Ataerkil siyaset krizi ve kurucu şiddet

Yeni Şafak yazarlarından Ali Bayramoğlu bugünkü (23 Mart Cuma) köşe yazısında, Kürt sorunun derinliğinin ve politik, zihinsel sıkışıklığının kaynağı olan ikili kriz halinden, iki otoriter oluşumdan bahsediyor.

Ataerkil siyaset krizi ve kurucu şiddet

Türkiye'de 'taraf olma üzerinden siyasi algı', her toplumsal ve siyasal gerginlikte önümüze dikiliyor.

Kürt meselesi bu durumun açık örneklerinden...

Nevruz ve sonrasında tablo aynı, siyasette, basında, kamuoyunda görünüm aynı: İki uç kutup iki uç tutum, iki uç açıklama...

Bu kutuplaşma sadece bir mücadele anlayışından ya da gerçeğinden kaynaklanmıyor. Aynı zamanda tarafların iki ayrı siyaset tanımından, iki ayrı Kürt meselesi tanımından yola çıkmasından ileri geliyor.

Siyasi iktidar aslında kendi açısından Kürt meselesinde oldukça önemli bir yol aldı. İnkar ve gayrimeşru araçlarla mücadele dönemine son verdi, temel hak ve özgürlerin alanını bir ölçüde genişletti, kültürel haklar konusunda kimi adımlar attı.

Bugün şunu söylemek yanlış olmaz:

AK Parti asayiş nesnesi olmanın ötesinde bir Kürt sorunu varlığını kabul ediyor ve bu sorunu çözmek istiyor... Ancak kendi öngördüğü çerçevede, soruna ve çözüme bakışı da doğal olarak bu çerçeveden besleniyor.

Çerçeve şu: Genel bir demokratikleşme çerçevesinde Kürtlerin kimlik haklarını bireysel bazda kullanacağı, kültürel kimliğin önündeki sembolik engellerin kaldırılacağı, bunlar üzerinden ve ayrıca hizmet ve siyaset mekanizmasıyla 'entegrasyon'un sağlanacağı bir 'çözüm'...

**Verilen alıştırma 1**
Kürt meselesi yazısında "Siyasi iktidar aslında" diye başlayan paragrafı, ana bilgilerini koruyarak madde madde yeniden yazın.
**Verilen alıştırma 2**
Kürt meselesi yazısını son cümlesinden sonra sürdürün.

(Koleksiyon satırları)
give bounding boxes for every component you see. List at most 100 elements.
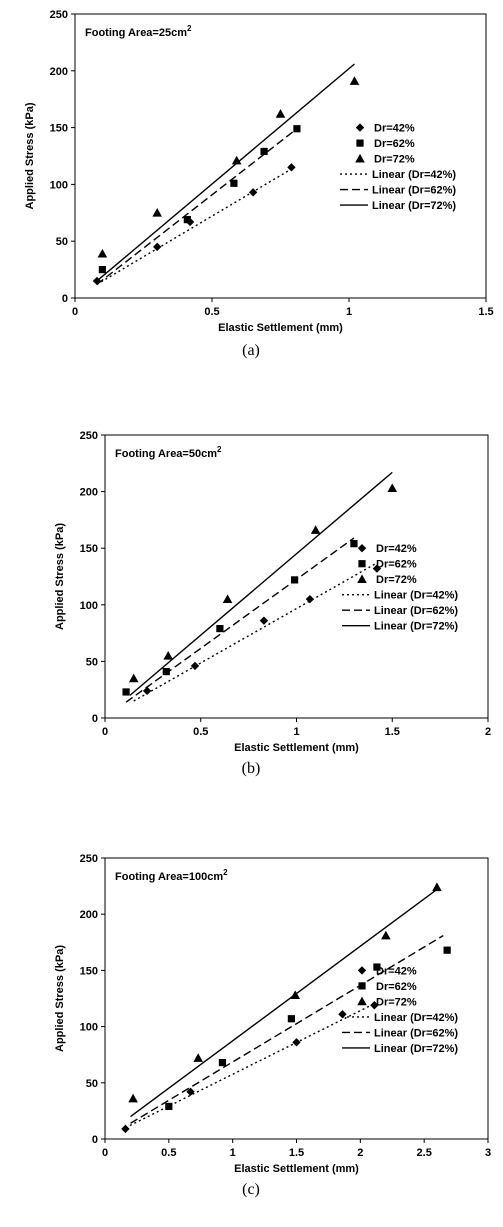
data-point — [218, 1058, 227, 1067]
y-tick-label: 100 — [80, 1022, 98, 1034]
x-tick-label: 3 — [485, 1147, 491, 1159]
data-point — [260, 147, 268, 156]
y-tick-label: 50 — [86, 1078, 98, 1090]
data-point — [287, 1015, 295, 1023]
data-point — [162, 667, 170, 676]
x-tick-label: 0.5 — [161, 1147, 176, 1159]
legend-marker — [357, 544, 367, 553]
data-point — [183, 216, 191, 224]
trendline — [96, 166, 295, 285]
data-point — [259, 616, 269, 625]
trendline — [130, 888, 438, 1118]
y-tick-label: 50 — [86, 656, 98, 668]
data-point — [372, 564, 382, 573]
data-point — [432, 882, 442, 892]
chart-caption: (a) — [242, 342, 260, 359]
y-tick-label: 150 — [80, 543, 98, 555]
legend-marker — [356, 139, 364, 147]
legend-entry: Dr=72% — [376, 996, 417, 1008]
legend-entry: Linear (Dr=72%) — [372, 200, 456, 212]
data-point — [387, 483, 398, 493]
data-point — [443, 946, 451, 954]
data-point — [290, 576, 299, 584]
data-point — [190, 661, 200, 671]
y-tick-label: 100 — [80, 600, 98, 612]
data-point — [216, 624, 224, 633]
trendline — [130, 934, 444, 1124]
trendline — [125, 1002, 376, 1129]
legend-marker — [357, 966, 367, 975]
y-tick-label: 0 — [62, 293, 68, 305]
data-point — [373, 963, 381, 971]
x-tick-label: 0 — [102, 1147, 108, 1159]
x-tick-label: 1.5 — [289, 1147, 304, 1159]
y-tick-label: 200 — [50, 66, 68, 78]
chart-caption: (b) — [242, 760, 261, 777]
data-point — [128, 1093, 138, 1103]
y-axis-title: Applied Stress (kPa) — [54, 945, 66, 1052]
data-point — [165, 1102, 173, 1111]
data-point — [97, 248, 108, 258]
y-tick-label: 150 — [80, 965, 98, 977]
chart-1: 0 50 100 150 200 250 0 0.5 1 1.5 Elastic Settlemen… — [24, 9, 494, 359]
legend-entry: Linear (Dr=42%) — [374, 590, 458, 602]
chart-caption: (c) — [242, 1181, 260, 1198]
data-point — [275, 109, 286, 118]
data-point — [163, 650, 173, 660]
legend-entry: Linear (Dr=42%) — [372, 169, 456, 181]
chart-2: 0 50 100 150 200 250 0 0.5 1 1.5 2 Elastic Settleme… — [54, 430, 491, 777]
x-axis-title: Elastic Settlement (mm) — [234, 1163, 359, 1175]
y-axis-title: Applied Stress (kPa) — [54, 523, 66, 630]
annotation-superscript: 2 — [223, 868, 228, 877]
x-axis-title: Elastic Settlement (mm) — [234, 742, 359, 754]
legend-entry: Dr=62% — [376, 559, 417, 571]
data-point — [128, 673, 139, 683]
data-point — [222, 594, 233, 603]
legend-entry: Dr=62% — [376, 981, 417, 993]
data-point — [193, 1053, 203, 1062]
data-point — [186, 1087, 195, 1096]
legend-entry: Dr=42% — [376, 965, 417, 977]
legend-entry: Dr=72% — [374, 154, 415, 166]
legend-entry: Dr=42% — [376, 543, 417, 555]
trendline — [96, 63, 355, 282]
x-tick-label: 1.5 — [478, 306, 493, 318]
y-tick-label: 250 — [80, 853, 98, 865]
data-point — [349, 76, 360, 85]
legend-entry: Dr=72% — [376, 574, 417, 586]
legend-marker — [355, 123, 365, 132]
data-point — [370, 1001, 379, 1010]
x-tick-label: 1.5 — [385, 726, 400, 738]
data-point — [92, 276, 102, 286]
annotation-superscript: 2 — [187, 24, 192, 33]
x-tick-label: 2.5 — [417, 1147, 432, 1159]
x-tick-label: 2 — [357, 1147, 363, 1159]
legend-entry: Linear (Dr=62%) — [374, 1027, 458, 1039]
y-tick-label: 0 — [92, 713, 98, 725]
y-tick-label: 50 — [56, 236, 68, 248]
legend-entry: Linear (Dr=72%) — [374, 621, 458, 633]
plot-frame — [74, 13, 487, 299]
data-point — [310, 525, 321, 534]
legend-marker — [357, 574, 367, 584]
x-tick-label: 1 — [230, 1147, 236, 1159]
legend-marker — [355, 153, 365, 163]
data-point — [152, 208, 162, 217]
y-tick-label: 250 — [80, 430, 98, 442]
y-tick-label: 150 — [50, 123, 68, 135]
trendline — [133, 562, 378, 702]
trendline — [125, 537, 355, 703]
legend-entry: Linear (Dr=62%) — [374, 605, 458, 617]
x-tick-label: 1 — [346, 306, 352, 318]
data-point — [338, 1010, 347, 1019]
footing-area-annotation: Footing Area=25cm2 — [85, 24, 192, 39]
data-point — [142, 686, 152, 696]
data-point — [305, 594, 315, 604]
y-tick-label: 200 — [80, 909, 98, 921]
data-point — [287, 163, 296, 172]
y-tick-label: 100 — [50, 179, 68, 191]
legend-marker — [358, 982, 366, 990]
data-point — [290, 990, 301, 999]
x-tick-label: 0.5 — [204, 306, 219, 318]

**Doğru cevap 1**
- Siyasi iktidar, kendi açısından Kürt meselesinde oldukça önemli bir yol aldı.
- İnkâr ve gayrimeşru araçlarla mücadele dönemini sona erdirdi.
- Temel hak ve özgürlüklerin alanını bir ölçüde genişletti.
- Kültürel haklar konusunda bazı adımlar attı.

**Doğru cevap 2**
Kürt siyasi hareketi ise tamamen farklı bir eksende ilerliyor. Siyasi statü, kolektif haklar, resmi muhatap gibi taleplerden yola çıkıyor, sorun, çözüm, siyaset olarak bunları temel alıyor.

İki uç nokta...

Kürtlerin siyasi beklentisi hükümet tarafından kabul edilemez, siyaset ötesi bir durum olarak algılanırken, hükümetin bakışı da Kürt siyasi hareketi tarafından bir tasfiye stratejisi olarak görülüyor.

Siyasi alanda hiçbir kesişme yok, karşılaşmanın olduğu tek alan ise 'şiddet'... Farklı diller arasındaki gidiş gelişler ise sadece şiddet üzerinden oluyor. Şiddet her iki taraf içinde mücadele etme amacının ötesinde bir rol oynuyor.

Bugün ana sorun da bu...

Nasıl?

Siyasi iktidardan başlayalım. Şiddet ya da sert güvenlik politikaları devlet için ilk bakışta meşru bir tedbir aracı...

Ancak bir adım sonrasında işlevi açısından her anlamda başkalaşıyor. Siyasi iktidarın çözüm projesini ikame eden bir rol oynayacak çapa ulaştığı andan itibaren, bir 'imkansızlığı', hatta bir 'aczi' ifade ediyor. Sorunu tanımlamak ve çözmek için kullanılan 'siyasi araçların yetersizliği ve işlevsizliği' olarak karşımıza çıkıyor.

Bu durumda şunu söylemek yanlış olmaz: Meseleye Ak Parti ya da AK Parti'nin sorumluluğu açısından bakıldığında karşımıza çıkan 'ataerkil siyaset krizi'dir.

Gerçekten de 'talep-karar etkileşimini' dışlayan, sadece istenmeden vermek ve takdir etmek üzerinden yol alan AK Parti'nin siyaset anlayışı en büyük engelle Kürt alanında, Kürt sorununda karşılaşmıştır.

Zira bu alanda politik olarak kendisine oranla simetrik bir duruş ve gücü ifade eden bir aktörler dizisi bulunmaktadır. Böyle bir durumda siyasetin 'öteki'ye 'takdir ederek vermek'ten önce 'öteki'ni 'görme'yi gerektirdiği açıktır.

'Öteki' ise, söyledik zaten, siyasetten, 'almak'tan önce 'tanınma'yı anlamaktadır.

Ancak Kürt siyasi hareketini sadece bu edilgin durum anlatmaz...

Kürt siyasi hareketinin hâkim ya da hâkimiyet arayan bir konumu da bulunmaktadır. Bu konum, bulunduğu alanı, yani Kürtlere ait gördüğü siyasi ve sosyal alanı inşa etmek ve denetlemek arayışıyla yakından ilgilidir.

Ve şiddet bu noktada farklı işlevle karşımıza çıkmaktadır.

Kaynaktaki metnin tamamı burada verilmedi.